▶ SEGMENTO DE TEXTO

┏━━

Os veículos elétricos (VE) prometem um transporte mais limpo, mas quão ecológicos são quando contabilizamos tudo, desde a extração de minerais até ao fim de vida útil? Este artigo analisa as evidências.

1. Emissões do Ciclo de Vida: O Panorama Geral

1.1 Fabrico vs. Tubo de Escape

O fabrico de um VE — especialmente a sua bateria de iões de lítio — gera mais CO2 inicialmente do que o fabrico de um automóvel de combustão interna comparável.[1] No entanto, a ausência de emissões pelo tubo de escape significa que os VE começam a pagar essa “dívida de carbono” assim que começam a circular.[2]

1.2 Quilometragem de Equilíbrio

Dependendo da matriz elétrica local, a maioria das berlinas elétricas a bateria compensa as suas emissões de fabrico adicionais em cerca de 8 000–21 000 km de condução, após os quais cada quilómetro representa um ganho líquido para o clima.[3]

2. Por que a Matriz Elétrica é Importante

Um VE carregado numa rede dependente de carvão pode emitir quase tanto CO2 por quilómetro como um híbrido, enquanto o mesmo veículo carregado numa rede rica em energias renováveis pode emitir cinco a dez vezes menos do que um carro a gasolina.[4]

De forma encorajadora, prevê-se que as energias renováveis globais forneçam cerca de 46 % da eletricidade até 2030, aumentando progressivamente os benefícios climáticos dos VE.[5]

3. Baterias: Mineração, Materiais e Reciclagem

3.1 Impactos da Mineração

A extração de lítio, níquel e cobalto pode degradar paisagens e comprometer recursos hídricos escassos; por exemplo, o bombeamento de salmoura está a fazer com que partes do salar do Atacama afundem até 2 cm por ano.[6]

3.2 Pegada de Fabrico

Estudos recentes revistos por pares situam as emissões médias da produção de baterias entre ≈ 54 e 115 kg CO2-eq kWh-1, variando conforme a composição química e a fonte de energia da fábrica.[7]

3.3 Fechar o Ciclo

A recuperação de metais críticos através da reciclagem pode reduzir tanto a pressão da mineração como as emissões do ciclo de vida, gerando benefícios ambientais avaliados em 3–11 dólares por kWh de capacidade de bateria reciclada.[8]

4. Poluição Não Proveniente do Escape: Pneus e Travões

Como os VE são mais pesados, o desgaste dos pneus pode aumentar, elevando as emissões de microplásticos e partículas.[9] Contudo, a travagem regenerativa reduz o pó dos travões em cerca de 80 %, compensando frequentemente o efeito dos pneus, de modo a que o total de partículas (PM) não provenientes do escape continue a ser inferior ao dos carros convencionais.[10]

5. Perspetivas Futuras

À medida que as redes elétricas se descarbonizam, as fábricas de baterias funcionam com energia limpa e a reciclagem em ciclo fechado ganha escala, o argumento ambiental a favor dos VE só se fortalecerá. Os decisores políticos ainda precisam de gerir os impactos da mineração e garantir práticas laborais justas, mas a trajetória é clara: a mobilidade elétrica é uma alavanca fundamental para reduzir as emissões do setor dos transportes.

┗━━

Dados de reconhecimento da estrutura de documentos
┏━━

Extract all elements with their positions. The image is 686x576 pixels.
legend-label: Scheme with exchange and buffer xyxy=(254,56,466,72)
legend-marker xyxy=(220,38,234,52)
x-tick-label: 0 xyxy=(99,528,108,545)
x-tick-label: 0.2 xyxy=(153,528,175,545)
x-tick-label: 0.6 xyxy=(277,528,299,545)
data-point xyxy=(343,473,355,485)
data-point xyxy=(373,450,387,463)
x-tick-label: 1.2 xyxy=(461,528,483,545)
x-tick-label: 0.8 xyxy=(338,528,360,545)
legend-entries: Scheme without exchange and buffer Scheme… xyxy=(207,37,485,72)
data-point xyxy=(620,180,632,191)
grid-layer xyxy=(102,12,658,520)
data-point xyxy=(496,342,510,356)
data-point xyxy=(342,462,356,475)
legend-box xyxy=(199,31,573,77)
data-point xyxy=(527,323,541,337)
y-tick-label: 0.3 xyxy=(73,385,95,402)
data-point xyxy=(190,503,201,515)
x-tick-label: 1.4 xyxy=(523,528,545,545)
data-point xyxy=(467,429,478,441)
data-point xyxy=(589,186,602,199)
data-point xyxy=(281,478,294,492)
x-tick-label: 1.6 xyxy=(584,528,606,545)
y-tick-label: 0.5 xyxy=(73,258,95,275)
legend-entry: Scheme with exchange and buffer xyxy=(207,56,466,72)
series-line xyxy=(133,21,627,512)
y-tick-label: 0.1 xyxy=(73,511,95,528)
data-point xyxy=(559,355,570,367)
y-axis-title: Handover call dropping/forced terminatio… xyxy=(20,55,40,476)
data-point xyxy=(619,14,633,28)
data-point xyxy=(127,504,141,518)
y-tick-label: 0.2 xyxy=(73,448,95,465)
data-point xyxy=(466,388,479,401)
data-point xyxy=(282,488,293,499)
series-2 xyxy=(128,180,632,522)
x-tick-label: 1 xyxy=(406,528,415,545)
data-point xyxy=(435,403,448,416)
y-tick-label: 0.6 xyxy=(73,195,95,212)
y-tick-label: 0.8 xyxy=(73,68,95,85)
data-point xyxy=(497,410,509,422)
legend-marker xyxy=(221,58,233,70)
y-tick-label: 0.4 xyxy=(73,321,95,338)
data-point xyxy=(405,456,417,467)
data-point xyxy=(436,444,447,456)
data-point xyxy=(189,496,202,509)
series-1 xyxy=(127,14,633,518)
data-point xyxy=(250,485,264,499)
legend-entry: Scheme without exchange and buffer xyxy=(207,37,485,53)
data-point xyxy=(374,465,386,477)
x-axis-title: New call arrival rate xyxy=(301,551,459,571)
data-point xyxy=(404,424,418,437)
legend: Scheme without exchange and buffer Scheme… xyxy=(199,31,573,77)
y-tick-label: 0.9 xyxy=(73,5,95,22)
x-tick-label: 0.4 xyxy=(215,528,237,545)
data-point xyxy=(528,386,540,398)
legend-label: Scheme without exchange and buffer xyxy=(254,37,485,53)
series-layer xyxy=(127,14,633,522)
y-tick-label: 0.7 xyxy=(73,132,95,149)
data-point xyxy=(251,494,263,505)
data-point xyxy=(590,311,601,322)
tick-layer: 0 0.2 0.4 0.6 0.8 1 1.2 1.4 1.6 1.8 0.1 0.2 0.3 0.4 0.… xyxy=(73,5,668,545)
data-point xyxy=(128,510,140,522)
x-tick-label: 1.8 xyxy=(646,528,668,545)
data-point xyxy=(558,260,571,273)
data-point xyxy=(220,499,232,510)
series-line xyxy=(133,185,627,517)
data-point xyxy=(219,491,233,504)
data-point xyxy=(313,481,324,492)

┗━━

▶ TAREFAS A REALIZAR
1. Transcreva a parte do texto sobre veículos elétricos que começa em "Os veículos elétricos" e termina em "analisa as evidências.".
2. Segundo o texto sobre veículos elétricos, em quanto é que a travagem regenerativa reduz o pó dos travões?
3. Enumere os títulos das secções numeradas principais (de 1 a 5) do texto sobre veículos elétricos, sem as subsecções.
Estas entradas têm origem numa fonte diferente da do texto sobre veículos elétricos.

▶ SOLUÇÕES
1.
Os veículos elétricos (VE) prometem um transporte mais limpo, mas quão ecológicos são quando contabilizamos tudo, desde a extração de minerais até ao fim de vida útil? Este artigo analisa as evidências.

2. Em cerca de 80 %.

3.
1. Emissões do Ciclo de Vida: O Panorama Geral
2. Por que a Matriz Elétrica é Importante
3. Baterias: Mineração, Materiais e Reciclagem
4. Poluição Não Proveniente do Escape: Pneus e Travões
5. Perspetivas Futuras